**REQUIREMENT:** Copy out lines with the word "different" from the material that follows.

**DATA ROWS:**
——
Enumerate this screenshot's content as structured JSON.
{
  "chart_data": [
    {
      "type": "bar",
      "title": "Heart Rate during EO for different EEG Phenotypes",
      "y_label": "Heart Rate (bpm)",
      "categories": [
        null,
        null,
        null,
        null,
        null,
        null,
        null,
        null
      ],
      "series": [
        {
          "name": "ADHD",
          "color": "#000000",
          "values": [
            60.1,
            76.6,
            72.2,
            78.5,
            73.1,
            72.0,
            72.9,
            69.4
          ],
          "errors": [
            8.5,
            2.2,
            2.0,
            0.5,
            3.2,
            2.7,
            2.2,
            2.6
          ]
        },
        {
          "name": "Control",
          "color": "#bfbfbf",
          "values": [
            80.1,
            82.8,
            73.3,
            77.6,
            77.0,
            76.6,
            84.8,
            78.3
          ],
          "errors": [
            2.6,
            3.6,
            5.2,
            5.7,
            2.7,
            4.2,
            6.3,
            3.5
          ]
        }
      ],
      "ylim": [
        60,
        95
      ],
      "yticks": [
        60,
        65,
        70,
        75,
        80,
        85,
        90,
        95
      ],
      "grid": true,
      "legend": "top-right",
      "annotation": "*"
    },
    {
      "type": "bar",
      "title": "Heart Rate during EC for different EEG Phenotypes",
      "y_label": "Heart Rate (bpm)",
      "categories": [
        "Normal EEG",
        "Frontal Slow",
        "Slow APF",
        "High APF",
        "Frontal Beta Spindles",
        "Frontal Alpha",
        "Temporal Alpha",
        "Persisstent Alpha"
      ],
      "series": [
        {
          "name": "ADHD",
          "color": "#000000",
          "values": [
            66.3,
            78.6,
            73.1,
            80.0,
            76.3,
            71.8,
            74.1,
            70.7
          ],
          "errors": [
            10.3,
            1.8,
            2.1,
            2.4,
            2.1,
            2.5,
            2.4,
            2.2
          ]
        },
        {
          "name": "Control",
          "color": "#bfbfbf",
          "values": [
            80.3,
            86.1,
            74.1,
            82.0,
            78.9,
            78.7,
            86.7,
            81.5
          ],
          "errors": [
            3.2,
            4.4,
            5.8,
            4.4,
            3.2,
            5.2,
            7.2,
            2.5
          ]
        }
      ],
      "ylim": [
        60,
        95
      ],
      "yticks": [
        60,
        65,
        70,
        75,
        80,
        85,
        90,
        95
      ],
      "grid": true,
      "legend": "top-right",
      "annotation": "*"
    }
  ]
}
——
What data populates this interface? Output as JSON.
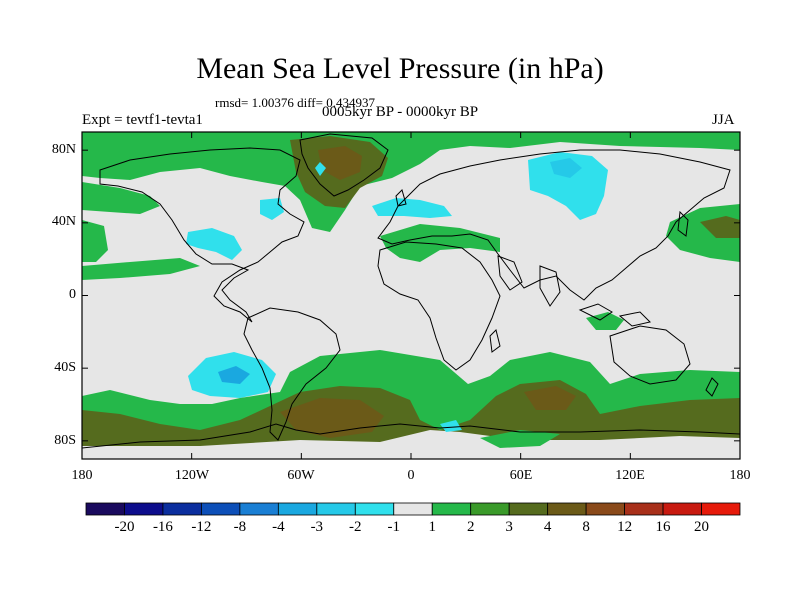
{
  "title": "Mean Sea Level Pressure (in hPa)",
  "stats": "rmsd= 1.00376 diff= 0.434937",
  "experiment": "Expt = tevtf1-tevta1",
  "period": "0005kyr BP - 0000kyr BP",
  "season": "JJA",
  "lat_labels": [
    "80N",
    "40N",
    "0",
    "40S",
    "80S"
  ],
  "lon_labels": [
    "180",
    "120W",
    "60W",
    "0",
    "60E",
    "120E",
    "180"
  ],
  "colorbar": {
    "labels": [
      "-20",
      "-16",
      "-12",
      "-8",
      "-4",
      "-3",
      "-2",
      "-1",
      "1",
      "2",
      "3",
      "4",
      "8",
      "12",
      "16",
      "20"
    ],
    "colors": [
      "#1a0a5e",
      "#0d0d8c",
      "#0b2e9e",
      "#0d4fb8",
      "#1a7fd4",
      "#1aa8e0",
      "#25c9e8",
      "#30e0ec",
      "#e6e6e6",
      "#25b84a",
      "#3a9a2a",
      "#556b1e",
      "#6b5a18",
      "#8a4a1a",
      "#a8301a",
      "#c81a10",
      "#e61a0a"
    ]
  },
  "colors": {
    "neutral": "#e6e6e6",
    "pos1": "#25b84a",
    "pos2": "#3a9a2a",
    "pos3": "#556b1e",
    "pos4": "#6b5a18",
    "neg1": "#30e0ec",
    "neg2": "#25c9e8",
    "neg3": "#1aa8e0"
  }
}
——
**ANSWER TO THIS EXERCISE:**
      "title": "Heart Rate during EO for different EEG Phenotypes",
      "title": "Heart Rate during EC for different EEG Phenotypes",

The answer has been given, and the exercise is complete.